Stored data:
-----
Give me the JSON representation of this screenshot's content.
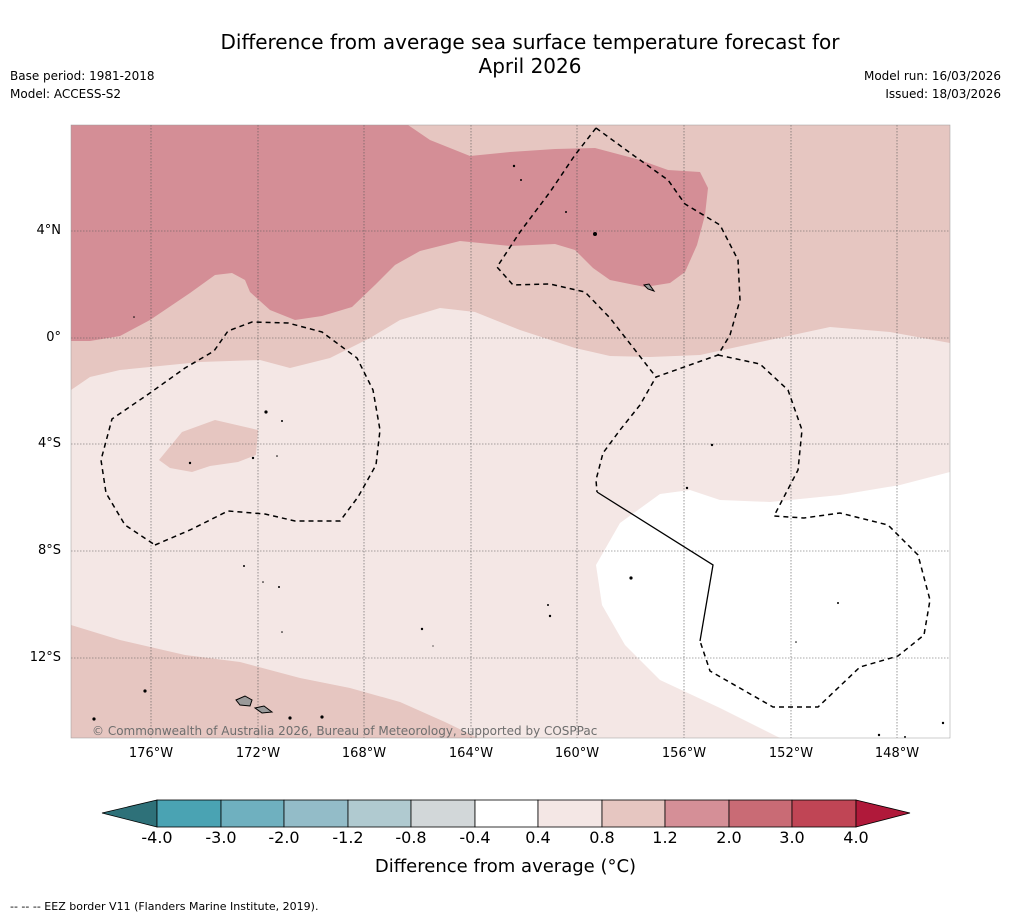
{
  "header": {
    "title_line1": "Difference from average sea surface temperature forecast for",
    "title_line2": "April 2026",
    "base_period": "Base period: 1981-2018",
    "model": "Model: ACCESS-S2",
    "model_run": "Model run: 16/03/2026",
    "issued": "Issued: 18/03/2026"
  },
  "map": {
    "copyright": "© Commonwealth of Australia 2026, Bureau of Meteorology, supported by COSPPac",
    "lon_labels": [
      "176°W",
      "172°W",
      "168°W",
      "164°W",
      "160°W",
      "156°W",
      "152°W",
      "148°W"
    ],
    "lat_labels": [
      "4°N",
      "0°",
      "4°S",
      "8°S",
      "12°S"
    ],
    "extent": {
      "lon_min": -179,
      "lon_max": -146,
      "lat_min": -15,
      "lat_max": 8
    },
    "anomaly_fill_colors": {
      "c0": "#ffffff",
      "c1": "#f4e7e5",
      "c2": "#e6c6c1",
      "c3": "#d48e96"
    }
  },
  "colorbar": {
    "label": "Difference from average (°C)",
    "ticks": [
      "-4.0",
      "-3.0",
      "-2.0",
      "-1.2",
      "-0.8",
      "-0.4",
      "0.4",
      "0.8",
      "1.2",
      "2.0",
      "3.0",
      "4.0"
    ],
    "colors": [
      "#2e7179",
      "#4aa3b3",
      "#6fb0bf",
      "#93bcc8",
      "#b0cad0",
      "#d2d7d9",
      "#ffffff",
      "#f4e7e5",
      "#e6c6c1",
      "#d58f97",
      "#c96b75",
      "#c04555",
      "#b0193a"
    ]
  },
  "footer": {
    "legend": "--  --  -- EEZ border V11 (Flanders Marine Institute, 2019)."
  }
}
-----
▶ [EXERCISE] Reproduce the full listing above verbatim, with no pictures included.

▶ [RESULT FOR THIS TASK]
Give me the JSON representation of this screenshot's content.
{
  "header": {
    "title_line1": "Difference from average sea surface temperature forecast for",
    "title_line2": "April 2026",
    "base_period": "Base period: 1981-2018",
    "model": "Model: ACCESS-S2",
    "model_run": "Model run: 16/03/2026",
    "issued": "Issued: 18/03/2026"
  },
  "map": {
    "copyright": "© Commonwealth of Australia 2026, Bureau of Meteorology, supported by COSPPac",
    "lon_labels": [
      "176°W",
      "172°W",
      "168°W",
      "164°W",
      "160°W",
      "156°W",
      "152°W",
      "148°W"
    ],
    "lat_labels": [
      "4°N",
      "0°",
      "4°S",
      "8°S",
      "12°S"
    ],
    "extent": {
      "lon_min": -179,
      "lon_max": -146,
      "lat_min": -15,
      "lat_max": 8
    },
    "anomaly_fill_colors": {
      "c0": "#ffffff",
      "c1": "#f4e7e5",
      "c2": "#e6c6c1",
      "c3": "#d48e96"
    }
  },
  "colorbar": {
    "label": "Difference from average (°C)",
    "ticks": [
      "-4.0",
      "-3.0",
      "-2.0",
      "-1.2",
      "-0.8",
      "-0.4",
      "0.4",
      "0.8",
      "1.2",
      "2.0",
      "3.0",
      "4.0"
    ],
    "colors": [
      "#2e7179",
      "#4aa3b3",
      "#6fb0bf",
      "#93bcc8",
      "#b0cad0",
      "#d2d7d9",
      "#ffffff",
      "#f4e7e5",
      "#e6c6c1",
      "#d58f97",
      "#c96b75",
      "#c04555",
      "#b0193a"
    ]
  },
  "footer": {
    "legend": "--  --  -- EEZ border V11 (Flanders Marine Institute, 2019)."
  }
}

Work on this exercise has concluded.